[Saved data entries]
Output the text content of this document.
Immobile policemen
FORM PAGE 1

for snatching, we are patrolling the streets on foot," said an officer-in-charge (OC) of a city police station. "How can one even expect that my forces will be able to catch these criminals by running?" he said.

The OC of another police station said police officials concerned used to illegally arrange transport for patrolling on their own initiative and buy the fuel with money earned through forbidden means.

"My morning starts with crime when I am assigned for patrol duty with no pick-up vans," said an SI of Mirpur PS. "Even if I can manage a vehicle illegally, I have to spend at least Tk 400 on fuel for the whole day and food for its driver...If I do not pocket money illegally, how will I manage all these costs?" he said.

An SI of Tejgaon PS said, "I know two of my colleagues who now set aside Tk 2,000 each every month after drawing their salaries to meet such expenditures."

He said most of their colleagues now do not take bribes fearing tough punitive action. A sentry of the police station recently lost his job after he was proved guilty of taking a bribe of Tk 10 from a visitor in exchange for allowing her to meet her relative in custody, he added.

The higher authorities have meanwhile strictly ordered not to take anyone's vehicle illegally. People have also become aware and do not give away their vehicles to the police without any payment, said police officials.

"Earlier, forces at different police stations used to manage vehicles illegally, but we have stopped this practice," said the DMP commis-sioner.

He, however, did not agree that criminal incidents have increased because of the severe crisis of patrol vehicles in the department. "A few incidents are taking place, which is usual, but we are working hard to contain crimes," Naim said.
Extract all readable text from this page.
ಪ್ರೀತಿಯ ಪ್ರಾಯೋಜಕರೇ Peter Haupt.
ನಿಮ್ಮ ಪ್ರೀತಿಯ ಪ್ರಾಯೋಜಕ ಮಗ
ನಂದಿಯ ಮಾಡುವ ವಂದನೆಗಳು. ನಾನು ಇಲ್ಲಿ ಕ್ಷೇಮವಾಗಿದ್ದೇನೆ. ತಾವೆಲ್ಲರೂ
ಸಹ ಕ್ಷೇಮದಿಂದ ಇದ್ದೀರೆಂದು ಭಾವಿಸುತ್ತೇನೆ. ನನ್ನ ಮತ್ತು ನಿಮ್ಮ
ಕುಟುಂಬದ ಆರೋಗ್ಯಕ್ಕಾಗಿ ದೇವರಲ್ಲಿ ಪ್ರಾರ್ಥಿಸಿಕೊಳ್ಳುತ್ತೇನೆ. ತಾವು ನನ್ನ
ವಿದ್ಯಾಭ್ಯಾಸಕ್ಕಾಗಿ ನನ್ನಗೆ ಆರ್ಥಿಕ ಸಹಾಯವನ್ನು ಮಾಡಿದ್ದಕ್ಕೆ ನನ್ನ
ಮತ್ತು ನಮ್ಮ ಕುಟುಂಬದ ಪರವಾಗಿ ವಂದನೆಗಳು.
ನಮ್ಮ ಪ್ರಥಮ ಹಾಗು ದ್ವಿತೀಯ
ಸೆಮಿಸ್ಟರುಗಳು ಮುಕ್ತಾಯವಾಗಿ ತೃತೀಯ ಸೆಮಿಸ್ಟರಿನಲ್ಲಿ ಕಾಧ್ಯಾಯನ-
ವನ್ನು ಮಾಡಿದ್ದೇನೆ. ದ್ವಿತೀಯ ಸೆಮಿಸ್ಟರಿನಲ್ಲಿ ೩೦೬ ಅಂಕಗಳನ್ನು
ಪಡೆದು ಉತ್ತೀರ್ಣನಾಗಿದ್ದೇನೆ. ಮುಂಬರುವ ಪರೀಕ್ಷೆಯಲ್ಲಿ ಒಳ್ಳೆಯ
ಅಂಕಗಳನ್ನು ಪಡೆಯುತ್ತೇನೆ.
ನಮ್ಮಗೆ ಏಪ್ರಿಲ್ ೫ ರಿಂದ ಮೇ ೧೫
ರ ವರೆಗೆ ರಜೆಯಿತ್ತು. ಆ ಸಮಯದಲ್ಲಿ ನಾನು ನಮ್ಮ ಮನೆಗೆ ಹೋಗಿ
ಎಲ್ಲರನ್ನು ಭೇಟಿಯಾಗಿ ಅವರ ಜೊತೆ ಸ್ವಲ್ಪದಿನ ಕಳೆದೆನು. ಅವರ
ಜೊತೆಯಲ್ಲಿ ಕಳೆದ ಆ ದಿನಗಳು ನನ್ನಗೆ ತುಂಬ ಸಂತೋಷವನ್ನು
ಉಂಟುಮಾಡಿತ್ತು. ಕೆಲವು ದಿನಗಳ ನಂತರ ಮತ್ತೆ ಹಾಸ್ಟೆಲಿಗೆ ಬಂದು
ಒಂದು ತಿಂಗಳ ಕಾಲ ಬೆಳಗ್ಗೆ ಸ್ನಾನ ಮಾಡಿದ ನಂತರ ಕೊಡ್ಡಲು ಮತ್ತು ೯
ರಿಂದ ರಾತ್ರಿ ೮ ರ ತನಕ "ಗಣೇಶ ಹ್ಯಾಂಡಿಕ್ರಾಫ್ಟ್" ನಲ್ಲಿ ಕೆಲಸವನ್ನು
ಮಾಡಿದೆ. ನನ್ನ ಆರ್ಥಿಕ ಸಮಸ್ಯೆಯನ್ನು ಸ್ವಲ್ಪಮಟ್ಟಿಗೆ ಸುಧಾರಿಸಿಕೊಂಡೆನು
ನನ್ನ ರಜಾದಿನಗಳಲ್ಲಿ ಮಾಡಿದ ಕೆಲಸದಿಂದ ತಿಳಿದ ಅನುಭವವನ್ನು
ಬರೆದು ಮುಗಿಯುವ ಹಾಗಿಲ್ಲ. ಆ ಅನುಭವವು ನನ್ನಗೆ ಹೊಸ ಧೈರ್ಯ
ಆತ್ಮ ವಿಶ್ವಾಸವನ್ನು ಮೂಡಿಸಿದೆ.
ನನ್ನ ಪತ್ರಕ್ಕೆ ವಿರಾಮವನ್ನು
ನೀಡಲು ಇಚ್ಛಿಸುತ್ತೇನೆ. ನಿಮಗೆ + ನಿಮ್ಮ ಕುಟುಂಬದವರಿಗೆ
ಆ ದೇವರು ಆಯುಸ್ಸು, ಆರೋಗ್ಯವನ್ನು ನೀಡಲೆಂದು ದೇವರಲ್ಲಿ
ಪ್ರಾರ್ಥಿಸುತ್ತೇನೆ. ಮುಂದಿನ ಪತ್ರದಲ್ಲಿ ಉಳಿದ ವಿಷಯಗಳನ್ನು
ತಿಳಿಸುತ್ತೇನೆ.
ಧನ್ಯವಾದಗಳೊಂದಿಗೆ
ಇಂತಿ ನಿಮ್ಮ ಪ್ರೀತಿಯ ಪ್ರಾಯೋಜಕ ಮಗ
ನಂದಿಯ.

Your goal | Return each line of the records above exactly as it reads.

Response |
Output the text content of this document.
Immobile policemen
FORM PAGE 1

for snatching, we are patrolling the streets on foot," said an officer-in-charge (OC) of a city police station. "How can one even expect that my forces will be able to catch these criminals by running?" he said.

The OC of another police station said police officials concerned used to illegally arrange transport for patrolling on their own initiative and buy the fuel with money earned through forbidden means.

"My morning starts with crime when I am assigned for patrol duty with no pick-up vans," said an SI of Mirpur PS. "Even if I can manage a vehicle illegally, I have to spend at least Tk 400 on fuel for the whole day and food for its driver...If I do not pocket money illegally, how will I manage all these costs?" he said.

An SI of Tejgaon PS said, "I know two of my colleagues who now set aside Tk 2,000 each every month after drawing their salaries to meet such expenditures."

He said most of their colleagues now do not take bribes fearing tough punitive action. A sentry of the police station recently lost his job after he was proved guilty of taking a bribe of Tk 10 from a visitor in exchange for allowing her to meet her relative in custody, he added.

The higher authorities have meanwhile strictly ordered not to take anyone's vehicle illegally. People have also become aware and do not give away their vehicles to the police without any payment, said police officials.

"Earlier, forces at different police stations used to manage vehicles illegally, but we have stopped this practice," said the DMP commis-sioner.

He, however, did not agree that criminal incidents have increased because of the severe crisis of patrol vehicles in the department. "A few incidents are taking place, which is usual, but we are working hard to contain crimes," Naim said.
Extract all readable text from this page.
ಪ್ರೀತಿಯ ಪ್ರಾಯೋಜಕರೇ Peter Haupt.
ನಿಮ್ಮ ಪ್ರೀತಿಯ ಪ್ರಾಯೋಜಕ ಮಗ
ನಂದಿಯ ಮಾಡುವ ವಂದನೆಗಳು. ನಾನು ಇಲ್ಲಿ ಕ್ಷೇಮವಾಗಿದ್ದೇನೆ. ತಾವೆಲ್ಲರೂ
ಸಹ ಕ್ಷೇಮದಿಂದ ಇದ್ದೀರೆಂದು ಭಾವಿಸುತ್ತೇನೆ. ನನ್ನ ಮತ್ತು ನಿಮ್ಮ
ಕುಟುಂಬದ ಆರೋಗ್ಯಕ್ಕಾಗಿ ದೇವರಲ್ಲಿ ಪ್ರಾರ್ಥಿಸಿಕೊಳ್ಳುತ್ತೇನೆ. ತಾವು ನನ್ನ
ವಿದ್ಯಾಭ್ಯಾಸಕ್ಕಾಗಿ ನನ್ನಗೆ ಆರ್ಥಿಕ ಸಹಾಯವನ್ನು ಮಾಡಿದ್ದಕ್ಕೆ ನನ್ನ
ಮತ್ತು ನಮ್ಮ ಕುಟುಂಬದ ಪರವಾಗಿ ವಂದನೆಗಳು.
ನಮ್ಮ ಪ್ರಥಮ ಹಾಗು ದ್ವಿತೀಯ
ಸೆಮಿಸ್ಟರುಗಳು ಮುಕ್ತಾಯವಾಗಿ ತೃತೀಯ ಸೆಮಿಸ್ಟರಿನಲ್ಲಿ ಕಾಧ್ಯಾಯನ-
ವನ್ನು ಮಾಡಿದ್ದೇನೆ. ದ್ವಿತೀಯ ಸೆಮಿಸ್ಟರಿನಲ್ಲಿ ೩೦೬ ಅಂಕಗಳನ್ನು
ಪಡೆದು ಉತ್ತೀರ್ಣನಾಗಿದ್ದೇನೆ. ಮುಂಬರುವ ಪರೀಕ್ಷೆಯಲ್ಲಿ ಒಳ್ಳೆಯ
ಅಂಕಗಳನ್ನು ಪಡೆಯುತ್ತೇನೆ.
ನಮ್ಮಗೆ ಏಪ್ರಿಲ್ ೫ ರಿಂದ ಮೇ ೧೫
ರ ವರೆಗೆ ರಜೆಯಿತ್ತು. ಆ ಸಮಯದಲ್ಲಿ ನಾನು ನಮ್ಮ ಮನೆಗೆ ಹೋಗಿ
ಎಲ್ಲರನ್ನು ಭೇಟಿಯಾಗಿ ಅವರ ಜೊತೆ ಸ್ವಲ್ಪದಿನ ಕಳೆದೆನು. ಅವರ
ಜೊತೆಯಲ್ಲಿ ಕಳೆದ ಆ ದಿನಗಳು ನನ್ನಗೆ ತುಂಬ ಸಂತೋಷವನ್ನು
ಉಂಟುಮಾಡಿತ್ತು. ಕೆಲವು ದಿನಗಳ ನಂತರ ಮತ್ತೆ ಹಾಸ್ಟೆಲಿಗೆ ಬಂದು
ಒಂದು ತಿಂಗಳ ಕಾಲ ಬೆಳಗ್ಗೆ ಸ್ನಾನ ಮಾಡಿದ ನಂತರ ಕೊಡ್ಡಲು ಮತ್ತು ೯
ರಿಂದ ರಾತ್ರಿ ೮ ರ ತನಕ "ಗಣೇಶ ಹ್ಯಾಂಡಿಕ್ರಾಫ್ಟ್" ನಲ್ಲಿ ಕೆಲಸವನ್ನು
ಮಾಡಿದೆ. ನನ್ನ ಆರ್ಥಿಕ ಸಮಸ್ಯೆಯನ್ನು ಸ್ವಲ್ಪಮಟ್ಟಿಗೆ ಸುಧಾರಿಸಿಕೊಂಡೆನು
ನನ್ನ ರಜಾದಿನಗಳಲ್ಲಿ ಮಾಡಿದ ಕೆಲಸದಿಂದ ತಿಳಿದ ಅನುಭವವನ್ನು
ಬರೆದು ಮುಗಿಯುವ ಹಾಗಿಲ್ಲ. ಆ ಅನುಭವವು ನನ್ನಗೆ ಹೊಸ ಧೈರ್ಯ
ಆತ್ಮ ವಿಶ್ವಾಸವನ್ನು ಮೂಡಿಸಿದೆ.
ನನ್ನ ಪತ್ರಕ್ಕೆ ವಿರಾಮವನ್ನು
ನೀಡಲು ಇಚ್ಛಿಸುತ್ತೇನೆ. ನಿಮಗೆ + ನಿಮ್ಮ ಕುಟುಂಬದವರಿಗೆ
ಆ ದೇವರು ಆಯುಸ್ಸು, ಆರೋಗ್ಯವನ್ನು ನೀಡಲೆಂದು ದೇವರಲ್ಲಿ
ಪ್ರಾರ್ಥಿಸುತ್ತೇನೆ. ಮುಂದಿನ ಪತ್ರದಲ್ಲಿ ಉಳಿದ ವಿಷಯಗಳನ್ನು
ತಿಳಿಸುತ್ತೇನೆ.
ಧನ್ಯವಾದಗಳೊಂದಿಗೆ
ಇಂತಿ ನಿಮ್ಮ ಪ್ರೀತಿಯ ಪ್ರಾಯೋಜಕ ಮಗ
ನಂದಿಯ.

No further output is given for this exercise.